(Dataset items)
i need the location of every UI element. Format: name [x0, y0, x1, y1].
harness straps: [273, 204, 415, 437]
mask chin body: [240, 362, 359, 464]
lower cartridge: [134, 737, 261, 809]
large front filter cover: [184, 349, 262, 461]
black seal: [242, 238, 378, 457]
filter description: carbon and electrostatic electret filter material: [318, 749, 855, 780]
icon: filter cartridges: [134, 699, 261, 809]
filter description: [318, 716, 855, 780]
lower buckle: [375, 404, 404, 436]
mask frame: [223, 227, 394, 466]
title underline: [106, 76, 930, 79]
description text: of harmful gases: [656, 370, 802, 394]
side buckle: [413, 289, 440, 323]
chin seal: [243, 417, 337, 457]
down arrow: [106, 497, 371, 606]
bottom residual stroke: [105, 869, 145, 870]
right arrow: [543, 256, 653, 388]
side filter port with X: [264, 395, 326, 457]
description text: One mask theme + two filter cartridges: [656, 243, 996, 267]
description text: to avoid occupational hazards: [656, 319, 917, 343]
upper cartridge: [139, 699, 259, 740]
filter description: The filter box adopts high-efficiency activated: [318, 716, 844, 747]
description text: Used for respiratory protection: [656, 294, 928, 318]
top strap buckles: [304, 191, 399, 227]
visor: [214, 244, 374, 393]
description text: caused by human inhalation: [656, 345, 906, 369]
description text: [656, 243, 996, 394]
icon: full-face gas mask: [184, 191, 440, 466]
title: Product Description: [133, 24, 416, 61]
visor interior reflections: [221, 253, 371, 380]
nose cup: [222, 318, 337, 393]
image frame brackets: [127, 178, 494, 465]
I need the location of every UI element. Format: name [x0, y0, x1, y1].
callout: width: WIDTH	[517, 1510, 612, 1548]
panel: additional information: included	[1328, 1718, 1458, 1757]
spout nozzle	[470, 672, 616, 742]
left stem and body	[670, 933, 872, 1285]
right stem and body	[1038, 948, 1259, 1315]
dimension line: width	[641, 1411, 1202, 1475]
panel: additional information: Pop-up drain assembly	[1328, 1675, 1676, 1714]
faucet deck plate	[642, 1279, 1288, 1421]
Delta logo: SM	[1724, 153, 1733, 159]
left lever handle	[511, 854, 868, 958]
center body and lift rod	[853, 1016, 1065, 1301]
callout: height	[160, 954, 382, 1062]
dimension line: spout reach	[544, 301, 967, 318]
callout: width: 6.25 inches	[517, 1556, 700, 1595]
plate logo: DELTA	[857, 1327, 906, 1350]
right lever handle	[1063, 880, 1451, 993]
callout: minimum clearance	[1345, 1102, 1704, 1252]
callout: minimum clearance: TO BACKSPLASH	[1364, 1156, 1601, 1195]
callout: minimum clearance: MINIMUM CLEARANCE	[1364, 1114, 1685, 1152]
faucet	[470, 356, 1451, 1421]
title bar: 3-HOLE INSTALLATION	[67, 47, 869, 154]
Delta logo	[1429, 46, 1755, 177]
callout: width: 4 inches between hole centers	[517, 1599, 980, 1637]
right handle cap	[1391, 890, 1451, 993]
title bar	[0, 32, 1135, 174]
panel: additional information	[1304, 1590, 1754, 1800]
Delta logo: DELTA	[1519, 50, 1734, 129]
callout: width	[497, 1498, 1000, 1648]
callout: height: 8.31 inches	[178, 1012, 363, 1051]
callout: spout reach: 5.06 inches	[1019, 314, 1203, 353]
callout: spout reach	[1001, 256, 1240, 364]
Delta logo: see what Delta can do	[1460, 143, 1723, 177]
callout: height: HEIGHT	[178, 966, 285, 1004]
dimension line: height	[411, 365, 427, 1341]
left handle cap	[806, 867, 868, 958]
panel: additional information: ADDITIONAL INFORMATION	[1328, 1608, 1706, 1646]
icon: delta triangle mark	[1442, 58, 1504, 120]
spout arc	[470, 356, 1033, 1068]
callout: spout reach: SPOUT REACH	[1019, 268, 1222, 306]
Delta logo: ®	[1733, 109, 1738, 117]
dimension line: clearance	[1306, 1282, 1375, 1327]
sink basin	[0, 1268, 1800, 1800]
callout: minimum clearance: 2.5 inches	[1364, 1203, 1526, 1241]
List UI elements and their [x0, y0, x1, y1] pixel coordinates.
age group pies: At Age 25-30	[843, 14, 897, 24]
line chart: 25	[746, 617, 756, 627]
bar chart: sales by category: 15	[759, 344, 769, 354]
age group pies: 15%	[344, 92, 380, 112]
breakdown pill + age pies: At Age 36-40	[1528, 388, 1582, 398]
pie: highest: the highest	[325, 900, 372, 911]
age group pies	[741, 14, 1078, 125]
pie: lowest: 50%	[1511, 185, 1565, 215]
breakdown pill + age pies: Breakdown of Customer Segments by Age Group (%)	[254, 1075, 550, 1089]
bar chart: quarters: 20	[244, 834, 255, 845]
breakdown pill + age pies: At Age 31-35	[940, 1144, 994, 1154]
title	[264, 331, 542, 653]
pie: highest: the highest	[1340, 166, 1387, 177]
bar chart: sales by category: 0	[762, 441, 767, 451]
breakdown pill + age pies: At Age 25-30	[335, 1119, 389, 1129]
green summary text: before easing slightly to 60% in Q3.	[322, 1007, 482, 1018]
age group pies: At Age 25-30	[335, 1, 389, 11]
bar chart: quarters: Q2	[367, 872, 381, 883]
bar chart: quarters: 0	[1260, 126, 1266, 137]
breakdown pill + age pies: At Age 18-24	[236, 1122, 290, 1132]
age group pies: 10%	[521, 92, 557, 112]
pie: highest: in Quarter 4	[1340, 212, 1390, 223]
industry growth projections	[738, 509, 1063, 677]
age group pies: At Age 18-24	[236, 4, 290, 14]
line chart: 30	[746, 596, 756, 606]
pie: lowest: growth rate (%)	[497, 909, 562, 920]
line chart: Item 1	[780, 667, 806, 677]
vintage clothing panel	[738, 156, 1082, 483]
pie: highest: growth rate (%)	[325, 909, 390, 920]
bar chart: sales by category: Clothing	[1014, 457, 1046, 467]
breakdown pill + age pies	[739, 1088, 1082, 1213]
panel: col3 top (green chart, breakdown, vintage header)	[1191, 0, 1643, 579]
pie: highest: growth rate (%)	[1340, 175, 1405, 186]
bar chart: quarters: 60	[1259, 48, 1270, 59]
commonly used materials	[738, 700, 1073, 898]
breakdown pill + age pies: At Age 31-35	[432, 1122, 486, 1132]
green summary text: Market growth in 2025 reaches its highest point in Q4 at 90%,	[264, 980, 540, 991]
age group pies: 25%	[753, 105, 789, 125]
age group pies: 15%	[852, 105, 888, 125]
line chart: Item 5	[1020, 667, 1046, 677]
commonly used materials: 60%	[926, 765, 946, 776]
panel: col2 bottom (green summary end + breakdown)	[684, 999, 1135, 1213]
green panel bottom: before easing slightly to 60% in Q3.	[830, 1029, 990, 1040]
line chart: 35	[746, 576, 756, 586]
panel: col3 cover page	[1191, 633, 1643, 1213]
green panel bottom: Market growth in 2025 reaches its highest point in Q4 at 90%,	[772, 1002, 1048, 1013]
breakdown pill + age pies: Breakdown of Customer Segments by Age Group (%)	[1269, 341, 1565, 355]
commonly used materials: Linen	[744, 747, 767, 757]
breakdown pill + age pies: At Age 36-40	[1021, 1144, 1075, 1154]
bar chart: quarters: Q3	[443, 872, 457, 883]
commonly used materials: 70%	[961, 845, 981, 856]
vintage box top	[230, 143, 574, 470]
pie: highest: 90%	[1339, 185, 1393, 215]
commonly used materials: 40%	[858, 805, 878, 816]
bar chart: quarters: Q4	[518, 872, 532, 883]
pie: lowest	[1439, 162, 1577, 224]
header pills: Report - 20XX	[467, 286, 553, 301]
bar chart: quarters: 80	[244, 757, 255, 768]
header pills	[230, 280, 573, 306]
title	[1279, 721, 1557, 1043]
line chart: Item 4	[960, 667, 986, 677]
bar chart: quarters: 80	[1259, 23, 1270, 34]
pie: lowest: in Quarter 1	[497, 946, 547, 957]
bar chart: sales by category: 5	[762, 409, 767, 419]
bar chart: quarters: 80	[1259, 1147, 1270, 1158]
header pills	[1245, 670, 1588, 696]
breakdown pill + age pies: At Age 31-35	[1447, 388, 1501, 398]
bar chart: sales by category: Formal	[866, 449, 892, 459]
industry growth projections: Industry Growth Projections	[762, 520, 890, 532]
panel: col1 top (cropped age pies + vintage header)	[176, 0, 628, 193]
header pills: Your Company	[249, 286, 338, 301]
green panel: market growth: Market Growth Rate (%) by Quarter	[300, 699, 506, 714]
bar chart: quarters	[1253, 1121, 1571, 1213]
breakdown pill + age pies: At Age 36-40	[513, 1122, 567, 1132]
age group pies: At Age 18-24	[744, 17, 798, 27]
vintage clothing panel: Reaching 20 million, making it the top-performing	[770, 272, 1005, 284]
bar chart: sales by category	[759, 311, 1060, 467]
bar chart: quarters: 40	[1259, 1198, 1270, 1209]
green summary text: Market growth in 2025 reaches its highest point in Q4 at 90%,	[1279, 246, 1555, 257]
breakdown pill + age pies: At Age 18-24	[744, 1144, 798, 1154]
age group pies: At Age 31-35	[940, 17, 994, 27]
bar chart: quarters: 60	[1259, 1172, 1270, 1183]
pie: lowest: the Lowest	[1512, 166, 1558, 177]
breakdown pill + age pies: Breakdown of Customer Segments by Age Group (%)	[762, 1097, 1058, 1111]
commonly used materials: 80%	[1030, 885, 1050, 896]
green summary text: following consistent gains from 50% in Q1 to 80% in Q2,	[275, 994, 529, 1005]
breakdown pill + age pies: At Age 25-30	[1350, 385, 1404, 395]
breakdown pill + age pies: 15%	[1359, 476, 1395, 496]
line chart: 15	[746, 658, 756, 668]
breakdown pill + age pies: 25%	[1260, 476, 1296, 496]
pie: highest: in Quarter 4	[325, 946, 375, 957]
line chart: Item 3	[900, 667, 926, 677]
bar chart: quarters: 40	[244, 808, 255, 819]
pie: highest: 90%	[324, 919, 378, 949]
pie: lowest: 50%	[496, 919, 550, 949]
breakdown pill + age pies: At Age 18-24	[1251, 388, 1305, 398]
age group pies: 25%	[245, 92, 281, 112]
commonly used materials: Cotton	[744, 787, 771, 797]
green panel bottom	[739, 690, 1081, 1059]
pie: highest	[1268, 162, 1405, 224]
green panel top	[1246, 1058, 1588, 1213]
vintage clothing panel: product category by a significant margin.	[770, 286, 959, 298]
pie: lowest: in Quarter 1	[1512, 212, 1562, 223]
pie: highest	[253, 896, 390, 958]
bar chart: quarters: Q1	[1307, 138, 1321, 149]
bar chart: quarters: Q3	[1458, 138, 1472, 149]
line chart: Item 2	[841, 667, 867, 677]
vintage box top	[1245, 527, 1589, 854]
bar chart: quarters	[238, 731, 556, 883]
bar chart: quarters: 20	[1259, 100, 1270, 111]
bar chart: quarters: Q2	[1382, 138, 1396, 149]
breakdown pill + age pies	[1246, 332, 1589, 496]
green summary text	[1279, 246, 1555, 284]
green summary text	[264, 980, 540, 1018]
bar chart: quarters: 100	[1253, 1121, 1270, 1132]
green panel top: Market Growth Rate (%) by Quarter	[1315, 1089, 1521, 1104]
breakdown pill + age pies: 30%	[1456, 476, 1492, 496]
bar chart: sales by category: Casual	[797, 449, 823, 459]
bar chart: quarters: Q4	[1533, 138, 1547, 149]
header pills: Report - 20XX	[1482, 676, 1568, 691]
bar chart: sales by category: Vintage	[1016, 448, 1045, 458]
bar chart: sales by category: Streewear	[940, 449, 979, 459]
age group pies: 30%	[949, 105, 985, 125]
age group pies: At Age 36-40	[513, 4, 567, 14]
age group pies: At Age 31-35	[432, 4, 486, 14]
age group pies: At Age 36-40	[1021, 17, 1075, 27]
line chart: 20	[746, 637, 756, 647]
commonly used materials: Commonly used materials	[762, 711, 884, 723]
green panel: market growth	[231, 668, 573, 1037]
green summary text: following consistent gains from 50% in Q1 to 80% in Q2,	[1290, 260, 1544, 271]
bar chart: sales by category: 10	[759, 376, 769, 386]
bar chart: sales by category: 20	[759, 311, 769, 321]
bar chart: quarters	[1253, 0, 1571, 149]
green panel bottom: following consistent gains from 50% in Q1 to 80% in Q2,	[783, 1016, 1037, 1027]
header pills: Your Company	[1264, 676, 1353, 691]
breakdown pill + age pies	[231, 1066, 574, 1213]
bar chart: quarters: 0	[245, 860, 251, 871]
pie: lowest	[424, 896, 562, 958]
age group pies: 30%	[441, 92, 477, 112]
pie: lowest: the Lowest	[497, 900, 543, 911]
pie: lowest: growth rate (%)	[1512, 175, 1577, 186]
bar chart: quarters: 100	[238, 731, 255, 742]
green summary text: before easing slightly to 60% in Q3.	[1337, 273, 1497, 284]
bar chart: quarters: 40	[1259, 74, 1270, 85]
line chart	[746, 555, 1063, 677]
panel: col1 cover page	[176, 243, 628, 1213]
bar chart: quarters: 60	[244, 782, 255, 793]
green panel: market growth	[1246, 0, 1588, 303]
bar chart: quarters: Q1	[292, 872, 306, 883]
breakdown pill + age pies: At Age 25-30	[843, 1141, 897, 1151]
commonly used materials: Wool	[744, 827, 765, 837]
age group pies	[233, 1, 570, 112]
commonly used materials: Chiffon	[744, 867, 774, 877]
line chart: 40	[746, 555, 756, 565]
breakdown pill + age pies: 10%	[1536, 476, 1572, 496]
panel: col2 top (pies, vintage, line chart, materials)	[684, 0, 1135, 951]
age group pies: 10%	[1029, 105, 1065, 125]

- _TO BE DONE_
Please echo everything from the start of the items down to the line containing "description text: of", including that line.

- _FULL ANSWER_
i need the location of every UI element. Format: name [x0, y0, x1, y1].
harness straps: [273, 204, 415, 437]
mask chin body: [240, 362, 359, 464]
lower cartridge: [134, 737, 261, 809]
large front filter cover: [184, 349, 262, 461]
black seal: [242, 238, 378, 457]
filter description: carbon and electrostatic electret filter material: [318, 749, 855, 780]
icon: filter cartridges: [134, 699, 261, 809]
filter description: [318, 716, 855, 780]
lower buckle: [375, 404, 404, 436]
mask frame: [223, 227, 394, 466]
title underline: [106, 76, 930, 79]
description text: of harmful gases: [656, 370, 802, 394]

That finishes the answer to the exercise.